───── Excerto ─────

Pela sexta vez na História, Espanha vai a votos com uma taxa de desemprego a rondar os 20%. É um problema já crónico no país vizinho e uma das principais preocupações dos partidos políticos. Dos milhões de desempregados, uma grande parte (46%) são jovens e outros 12% já não têm trabalho há mais de um ano.

Apesar destes dados negativos, que muito pouco melhoraram durante os anos da governação Rajoy, alguns aspetos da economia espanhola estão a melhorar ligeiramente. Entre 2014 e 2015 os gastos em alimentação, dentro e fora de casa, aumentaram cerca de 1%. É um dado modesto, mas mostra que houve alguma melhoria das condições de vida dos cidadãos.

Por outro lado, certos setores do Estado estão a atravessar crises profundas e a clamar por reformas urgentes. É o caso do Serviço Nacional de Saúde, que o Governo de Rajoy tentou por várias vezes privatizar parcialmente. Em quatro anos, o investimento público em saúde caiu quase 10 mil milhões de euros. E, entre 2012 e 2015, mais de 30 mil trabalhadores do setor perderam o emprego. Apesar de, a partir de 2014, as coisas terem melhorado ligeiramente, a sustentabilidade financeira a longo prazo do SNS espanhol ainda não está assegurada.

─────

**A fazer**
- A) De acordo com o excerto, que percentagem dos desempregados em Espanha são jovens?
- B) Traduza para inglês esta frase do excerto: «Em quatro anos, o investimento público em saúde caiu quase 10 mil milhões de euros.»
Baseie-se unicamente no excerto.

───── Entradas de dados ─────

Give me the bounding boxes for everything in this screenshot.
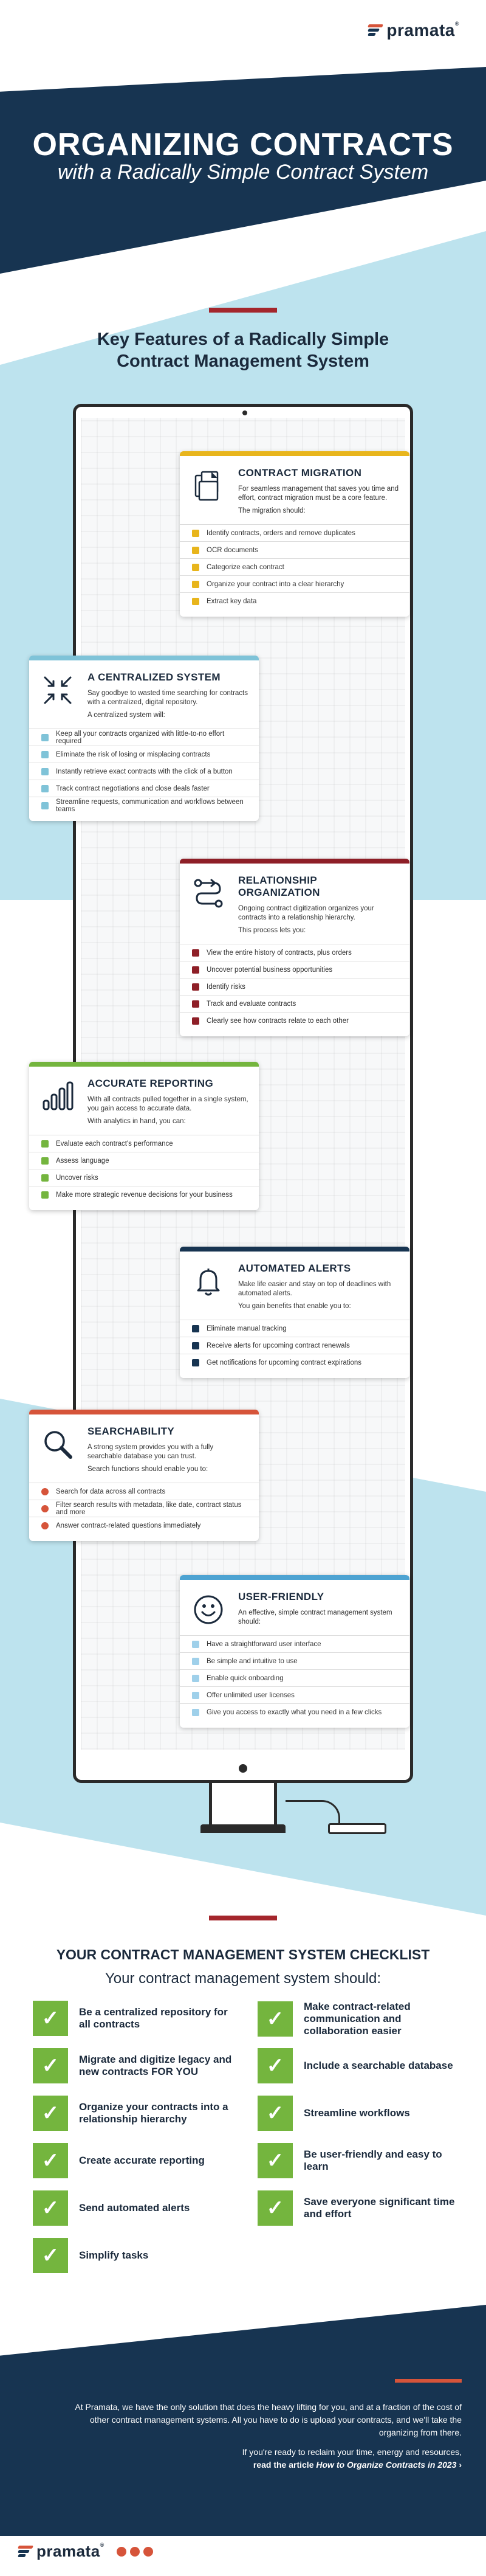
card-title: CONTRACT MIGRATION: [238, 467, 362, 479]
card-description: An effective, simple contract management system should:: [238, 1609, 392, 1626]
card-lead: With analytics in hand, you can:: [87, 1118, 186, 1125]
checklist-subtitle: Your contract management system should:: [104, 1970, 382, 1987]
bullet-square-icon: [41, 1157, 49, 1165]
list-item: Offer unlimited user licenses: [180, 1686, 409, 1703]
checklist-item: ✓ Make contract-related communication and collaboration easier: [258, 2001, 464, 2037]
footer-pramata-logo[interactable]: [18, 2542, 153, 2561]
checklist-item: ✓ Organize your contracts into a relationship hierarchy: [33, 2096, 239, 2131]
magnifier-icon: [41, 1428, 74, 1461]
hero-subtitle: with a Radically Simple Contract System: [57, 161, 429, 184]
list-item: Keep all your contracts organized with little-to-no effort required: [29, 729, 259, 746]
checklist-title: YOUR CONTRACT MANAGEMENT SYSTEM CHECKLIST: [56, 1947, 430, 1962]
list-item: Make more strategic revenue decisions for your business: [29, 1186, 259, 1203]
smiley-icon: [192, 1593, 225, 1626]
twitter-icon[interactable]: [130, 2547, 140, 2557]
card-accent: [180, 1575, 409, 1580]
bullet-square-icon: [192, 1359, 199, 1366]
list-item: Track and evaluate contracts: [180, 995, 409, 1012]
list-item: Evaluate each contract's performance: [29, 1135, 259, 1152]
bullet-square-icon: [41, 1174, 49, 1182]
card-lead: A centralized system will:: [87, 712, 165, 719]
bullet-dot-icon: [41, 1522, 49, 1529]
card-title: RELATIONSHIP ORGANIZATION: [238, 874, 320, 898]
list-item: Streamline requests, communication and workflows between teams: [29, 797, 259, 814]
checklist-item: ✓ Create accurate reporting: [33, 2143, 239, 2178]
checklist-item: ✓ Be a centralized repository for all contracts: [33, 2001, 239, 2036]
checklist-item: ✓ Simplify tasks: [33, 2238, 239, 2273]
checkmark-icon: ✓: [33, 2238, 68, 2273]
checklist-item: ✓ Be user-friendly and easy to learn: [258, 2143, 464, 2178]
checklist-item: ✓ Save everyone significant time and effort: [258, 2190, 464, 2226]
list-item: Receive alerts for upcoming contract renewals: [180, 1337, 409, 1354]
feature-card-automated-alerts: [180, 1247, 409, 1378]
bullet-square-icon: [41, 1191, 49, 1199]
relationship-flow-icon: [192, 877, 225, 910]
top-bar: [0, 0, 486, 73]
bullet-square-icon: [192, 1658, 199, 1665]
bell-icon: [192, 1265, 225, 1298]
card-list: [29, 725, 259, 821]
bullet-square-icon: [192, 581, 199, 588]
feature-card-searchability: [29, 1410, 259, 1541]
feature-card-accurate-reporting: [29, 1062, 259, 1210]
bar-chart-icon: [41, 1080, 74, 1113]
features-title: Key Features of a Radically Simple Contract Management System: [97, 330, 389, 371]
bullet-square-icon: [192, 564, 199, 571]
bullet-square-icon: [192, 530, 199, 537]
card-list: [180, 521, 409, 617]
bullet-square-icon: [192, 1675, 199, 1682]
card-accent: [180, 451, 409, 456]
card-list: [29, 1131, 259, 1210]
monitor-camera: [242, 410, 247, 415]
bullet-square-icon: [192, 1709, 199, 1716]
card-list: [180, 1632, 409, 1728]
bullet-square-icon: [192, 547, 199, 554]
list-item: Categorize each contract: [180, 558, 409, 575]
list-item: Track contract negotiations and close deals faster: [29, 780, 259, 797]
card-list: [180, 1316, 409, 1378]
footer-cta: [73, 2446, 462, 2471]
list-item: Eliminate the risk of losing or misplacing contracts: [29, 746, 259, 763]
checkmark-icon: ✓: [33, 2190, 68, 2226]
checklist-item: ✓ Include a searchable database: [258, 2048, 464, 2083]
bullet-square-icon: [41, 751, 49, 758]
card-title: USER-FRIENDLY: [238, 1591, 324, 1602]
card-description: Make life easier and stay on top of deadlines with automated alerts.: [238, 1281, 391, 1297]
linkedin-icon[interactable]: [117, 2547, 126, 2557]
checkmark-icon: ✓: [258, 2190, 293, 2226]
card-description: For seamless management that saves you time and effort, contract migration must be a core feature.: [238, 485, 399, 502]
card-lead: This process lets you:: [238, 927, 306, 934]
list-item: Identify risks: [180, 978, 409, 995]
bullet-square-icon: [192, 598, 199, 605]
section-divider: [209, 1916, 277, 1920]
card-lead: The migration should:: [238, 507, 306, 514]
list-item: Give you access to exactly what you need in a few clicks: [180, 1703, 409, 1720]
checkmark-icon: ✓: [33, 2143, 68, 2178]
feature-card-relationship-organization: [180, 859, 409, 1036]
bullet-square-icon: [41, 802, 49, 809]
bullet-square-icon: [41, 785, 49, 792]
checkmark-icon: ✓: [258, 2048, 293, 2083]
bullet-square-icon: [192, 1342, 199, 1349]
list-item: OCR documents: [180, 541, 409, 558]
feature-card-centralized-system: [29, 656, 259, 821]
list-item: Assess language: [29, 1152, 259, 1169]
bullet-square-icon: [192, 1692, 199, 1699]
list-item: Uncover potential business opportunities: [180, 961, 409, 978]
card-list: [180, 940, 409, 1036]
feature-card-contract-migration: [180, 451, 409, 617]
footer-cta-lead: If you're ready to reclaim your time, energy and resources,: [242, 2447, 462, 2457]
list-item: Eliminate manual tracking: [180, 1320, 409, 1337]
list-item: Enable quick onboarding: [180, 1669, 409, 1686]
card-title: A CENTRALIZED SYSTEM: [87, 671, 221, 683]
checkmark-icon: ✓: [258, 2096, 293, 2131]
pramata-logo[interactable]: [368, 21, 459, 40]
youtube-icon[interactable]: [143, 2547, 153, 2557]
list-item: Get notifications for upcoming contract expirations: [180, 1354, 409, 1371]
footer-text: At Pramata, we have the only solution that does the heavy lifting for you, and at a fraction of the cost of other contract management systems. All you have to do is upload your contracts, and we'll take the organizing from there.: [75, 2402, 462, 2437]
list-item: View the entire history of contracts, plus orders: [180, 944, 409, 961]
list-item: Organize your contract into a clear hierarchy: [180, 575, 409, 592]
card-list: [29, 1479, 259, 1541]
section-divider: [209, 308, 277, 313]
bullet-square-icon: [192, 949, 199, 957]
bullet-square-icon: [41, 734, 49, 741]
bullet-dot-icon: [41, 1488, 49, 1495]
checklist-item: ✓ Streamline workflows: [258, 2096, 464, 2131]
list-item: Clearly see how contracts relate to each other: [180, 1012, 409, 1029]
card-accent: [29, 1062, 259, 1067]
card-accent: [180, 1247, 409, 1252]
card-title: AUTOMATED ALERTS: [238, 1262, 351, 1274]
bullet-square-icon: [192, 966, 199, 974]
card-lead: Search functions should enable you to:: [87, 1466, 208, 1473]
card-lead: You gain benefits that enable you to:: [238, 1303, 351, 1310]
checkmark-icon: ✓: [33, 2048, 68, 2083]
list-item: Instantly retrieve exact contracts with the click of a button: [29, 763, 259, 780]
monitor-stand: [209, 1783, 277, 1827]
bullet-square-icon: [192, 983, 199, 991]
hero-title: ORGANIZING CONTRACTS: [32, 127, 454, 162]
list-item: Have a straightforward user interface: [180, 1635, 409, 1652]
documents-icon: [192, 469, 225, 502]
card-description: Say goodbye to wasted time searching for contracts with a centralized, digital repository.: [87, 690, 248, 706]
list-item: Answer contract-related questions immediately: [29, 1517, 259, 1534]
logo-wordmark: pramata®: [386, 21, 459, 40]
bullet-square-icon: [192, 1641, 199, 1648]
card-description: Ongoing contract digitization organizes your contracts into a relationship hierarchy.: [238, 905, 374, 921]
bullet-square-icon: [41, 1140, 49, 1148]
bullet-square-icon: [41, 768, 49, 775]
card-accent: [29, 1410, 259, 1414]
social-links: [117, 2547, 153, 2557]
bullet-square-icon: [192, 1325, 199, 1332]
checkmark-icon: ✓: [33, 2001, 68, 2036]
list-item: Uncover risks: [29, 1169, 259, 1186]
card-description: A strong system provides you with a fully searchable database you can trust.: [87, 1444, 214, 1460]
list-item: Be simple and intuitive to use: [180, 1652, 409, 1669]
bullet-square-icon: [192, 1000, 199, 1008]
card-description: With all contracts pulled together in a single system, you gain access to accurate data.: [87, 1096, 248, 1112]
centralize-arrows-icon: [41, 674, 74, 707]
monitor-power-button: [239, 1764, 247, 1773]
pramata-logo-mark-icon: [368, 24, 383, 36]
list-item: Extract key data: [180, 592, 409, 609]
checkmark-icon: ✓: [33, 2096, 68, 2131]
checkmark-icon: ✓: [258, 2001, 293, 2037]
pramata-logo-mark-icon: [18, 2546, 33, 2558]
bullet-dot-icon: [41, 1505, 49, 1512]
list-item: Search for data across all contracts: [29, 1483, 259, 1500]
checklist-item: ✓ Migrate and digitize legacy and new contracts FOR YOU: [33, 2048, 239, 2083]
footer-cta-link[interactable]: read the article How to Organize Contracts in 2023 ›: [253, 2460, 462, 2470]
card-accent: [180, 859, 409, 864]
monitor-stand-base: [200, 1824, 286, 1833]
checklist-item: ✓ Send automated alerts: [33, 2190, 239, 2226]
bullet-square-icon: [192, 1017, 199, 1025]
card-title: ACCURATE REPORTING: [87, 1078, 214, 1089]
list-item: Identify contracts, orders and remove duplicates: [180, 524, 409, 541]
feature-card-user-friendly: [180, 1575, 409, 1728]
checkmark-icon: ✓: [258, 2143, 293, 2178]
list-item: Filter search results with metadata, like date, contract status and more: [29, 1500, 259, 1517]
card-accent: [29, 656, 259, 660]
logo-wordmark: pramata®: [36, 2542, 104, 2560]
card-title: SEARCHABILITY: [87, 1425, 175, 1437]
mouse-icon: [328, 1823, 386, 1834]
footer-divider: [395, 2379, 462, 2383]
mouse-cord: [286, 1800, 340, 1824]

─────

**Resultados por tarefa**
- A) 46%.

- B) In four years, public investment in health fell by almost 10 billion euros.